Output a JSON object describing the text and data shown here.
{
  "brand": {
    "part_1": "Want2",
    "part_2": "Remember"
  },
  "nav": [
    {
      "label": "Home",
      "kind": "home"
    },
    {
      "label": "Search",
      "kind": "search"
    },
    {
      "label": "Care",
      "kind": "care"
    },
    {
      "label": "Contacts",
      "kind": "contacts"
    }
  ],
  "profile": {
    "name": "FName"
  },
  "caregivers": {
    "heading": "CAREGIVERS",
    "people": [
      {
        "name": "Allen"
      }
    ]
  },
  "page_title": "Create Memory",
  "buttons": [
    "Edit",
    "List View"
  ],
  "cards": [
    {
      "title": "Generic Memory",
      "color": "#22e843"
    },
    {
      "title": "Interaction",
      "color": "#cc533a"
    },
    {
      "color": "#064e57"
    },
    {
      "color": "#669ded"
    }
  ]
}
┄┄┄┄┄┄
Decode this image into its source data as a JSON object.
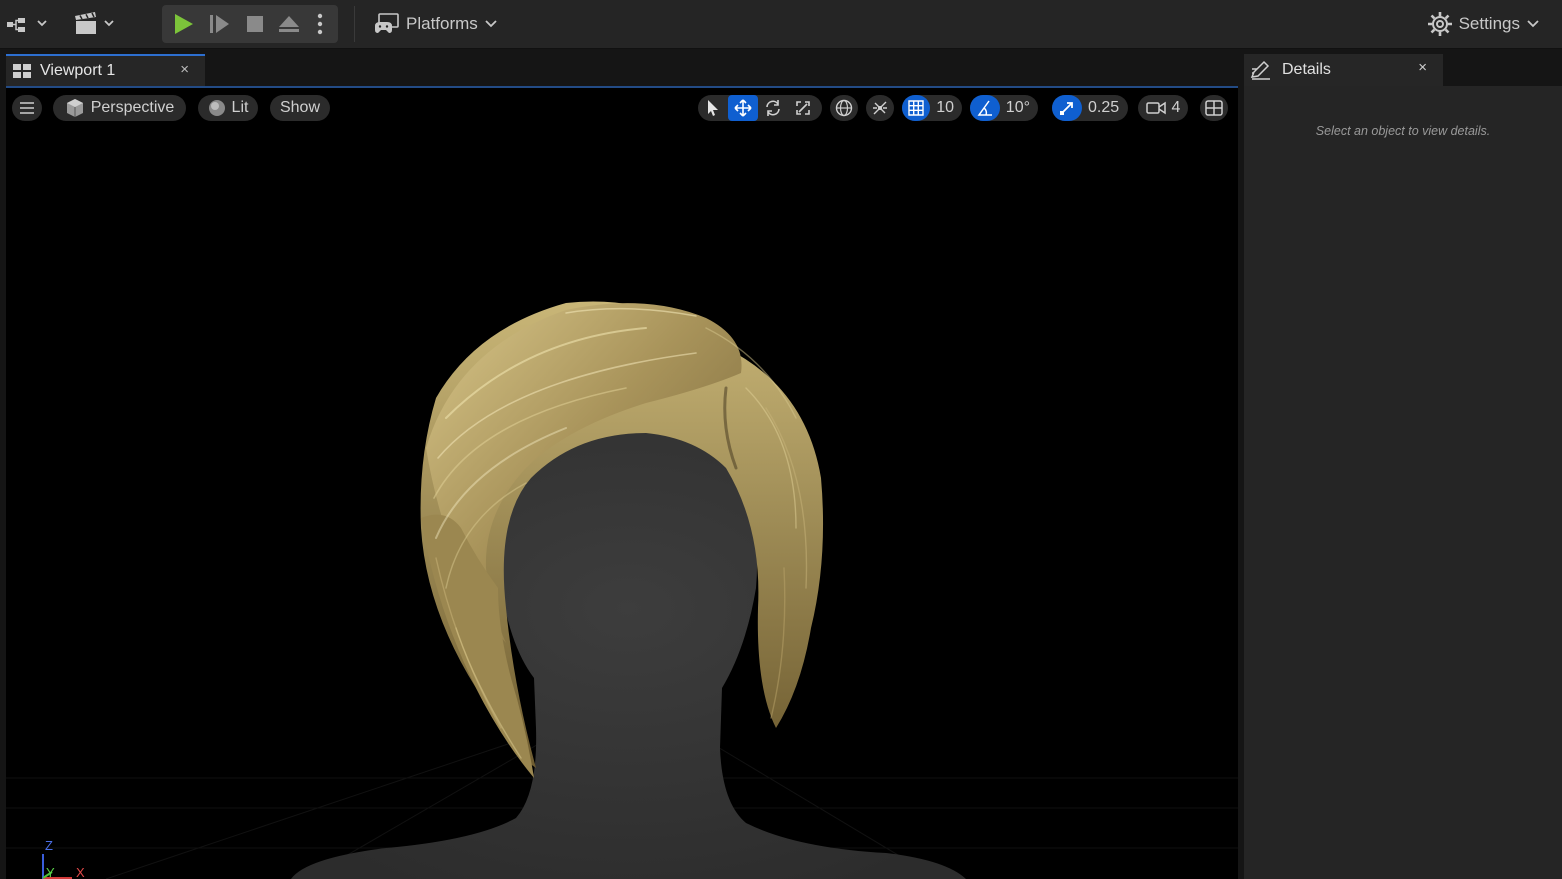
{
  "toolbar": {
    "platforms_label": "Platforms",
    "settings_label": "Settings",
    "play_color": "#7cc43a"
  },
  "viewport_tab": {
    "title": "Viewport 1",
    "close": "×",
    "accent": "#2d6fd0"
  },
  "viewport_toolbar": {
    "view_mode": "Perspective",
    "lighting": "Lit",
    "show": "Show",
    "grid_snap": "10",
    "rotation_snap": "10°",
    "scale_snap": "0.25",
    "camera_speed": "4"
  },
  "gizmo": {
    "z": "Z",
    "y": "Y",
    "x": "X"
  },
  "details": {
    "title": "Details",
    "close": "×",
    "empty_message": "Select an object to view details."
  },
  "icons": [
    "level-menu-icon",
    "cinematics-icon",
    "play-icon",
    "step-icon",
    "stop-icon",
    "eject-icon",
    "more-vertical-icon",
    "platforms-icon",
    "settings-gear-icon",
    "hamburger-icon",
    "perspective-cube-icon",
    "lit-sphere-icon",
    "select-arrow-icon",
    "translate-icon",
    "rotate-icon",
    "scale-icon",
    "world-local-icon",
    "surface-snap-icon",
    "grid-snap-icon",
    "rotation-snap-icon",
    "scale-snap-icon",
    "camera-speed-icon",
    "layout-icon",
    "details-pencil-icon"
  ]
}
┄┄┄┄┄┄
→ **Set task**:
Copy out each line of the entries that holds "data".

→ **Output for this task**:
Output a JSON object describing the text and data shown here.
Decode this image into its source data as a JSON object.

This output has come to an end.